Working data -
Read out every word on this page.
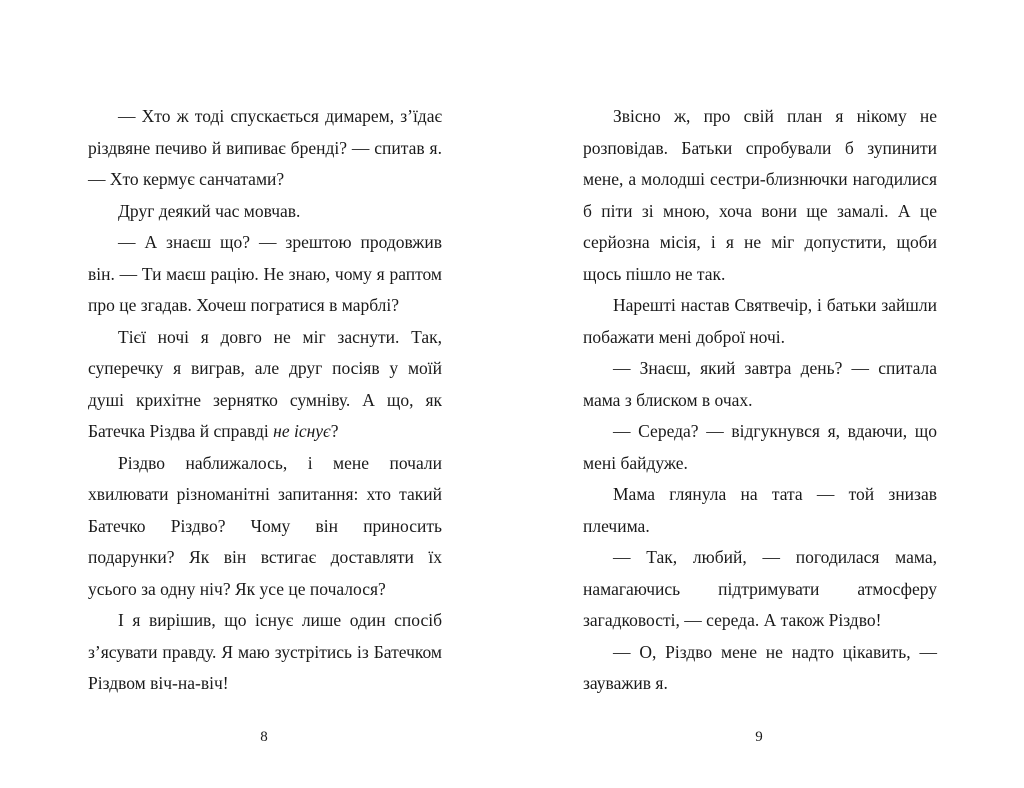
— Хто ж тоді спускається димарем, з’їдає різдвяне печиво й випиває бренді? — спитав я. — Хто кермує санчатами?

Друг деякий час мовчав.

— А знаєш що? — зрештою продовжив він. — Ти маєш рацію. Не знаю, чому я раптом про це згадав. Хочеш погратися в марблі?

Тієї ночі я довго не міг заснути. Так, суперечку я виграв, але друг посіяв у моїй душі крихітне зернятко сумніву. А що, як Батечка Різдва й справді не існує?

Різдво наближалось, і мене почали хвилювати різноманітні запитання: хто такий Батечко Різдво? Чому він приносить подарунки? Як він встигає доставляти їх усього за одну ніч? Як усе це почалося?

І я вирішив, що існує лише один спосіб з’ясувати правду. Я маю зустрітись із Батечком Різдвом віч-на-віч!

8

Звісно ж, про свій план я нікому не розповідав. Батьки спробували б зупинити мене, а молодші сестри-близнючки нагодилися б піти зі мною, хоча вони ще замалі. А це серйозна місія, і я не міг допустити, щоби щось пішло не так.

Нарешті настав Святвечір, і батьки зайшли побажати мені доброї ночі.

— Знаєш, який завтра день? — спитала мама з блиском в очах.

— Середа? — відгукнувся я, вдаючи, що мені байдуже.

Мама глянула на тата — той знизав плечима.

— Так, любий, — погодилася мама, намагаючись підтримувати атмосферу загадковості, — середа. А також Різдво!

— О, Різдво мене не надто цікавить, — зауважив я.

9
==
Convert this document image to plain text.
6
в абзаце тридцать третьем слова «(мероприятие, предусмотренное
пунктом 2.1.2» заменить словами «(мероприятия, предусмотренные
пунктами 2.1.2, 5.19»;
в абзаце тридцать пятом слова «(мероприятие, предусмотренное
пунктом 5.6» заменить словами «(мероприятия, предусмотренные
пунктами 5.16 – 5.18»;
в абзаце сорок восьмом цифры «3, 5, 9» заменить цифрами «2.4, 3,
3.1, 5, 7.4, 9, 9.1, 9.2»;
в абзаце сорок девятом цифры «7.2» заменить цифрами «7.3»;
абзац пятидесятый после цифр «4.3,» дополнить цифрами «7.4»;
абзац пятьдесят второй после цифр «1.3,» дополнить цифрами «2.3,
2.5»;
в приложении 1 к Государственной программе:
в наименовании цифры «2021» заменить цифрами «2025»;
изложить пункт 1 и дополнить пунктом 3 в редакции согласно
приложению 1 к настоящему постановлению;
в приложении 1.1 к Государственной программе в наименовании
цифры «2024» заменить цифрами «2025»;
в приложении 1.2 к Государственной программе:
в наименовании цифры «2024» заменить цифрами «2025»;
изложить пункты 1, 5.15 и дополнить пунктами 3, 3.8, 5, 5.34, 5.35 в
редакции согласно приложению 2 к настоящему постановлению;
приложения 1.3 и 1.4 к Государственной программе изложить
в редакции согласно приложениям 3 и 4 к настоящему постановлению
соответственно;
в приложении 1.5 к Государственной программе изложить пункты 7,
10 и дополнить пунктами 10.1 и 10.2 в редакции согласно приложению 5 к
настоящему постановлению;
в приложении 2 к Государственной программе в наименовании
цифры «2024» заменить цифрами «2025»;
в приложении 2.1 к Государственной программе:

Stated exercise - Of the lines above, copy each that contains "абзаце".

Solution for this task -
в абзаце тридцать третьем слова «(мероприятие, предусмотренное
в абзаце тридцать пятом слова «(мероприятие, предусмотренное
в абзаце сорок восьмом цифры «3, 5, 9» заменить цифрами «2.4, 3,
в абзаце сорок девятом цифры «7.2» заменить цифрами «7.3»;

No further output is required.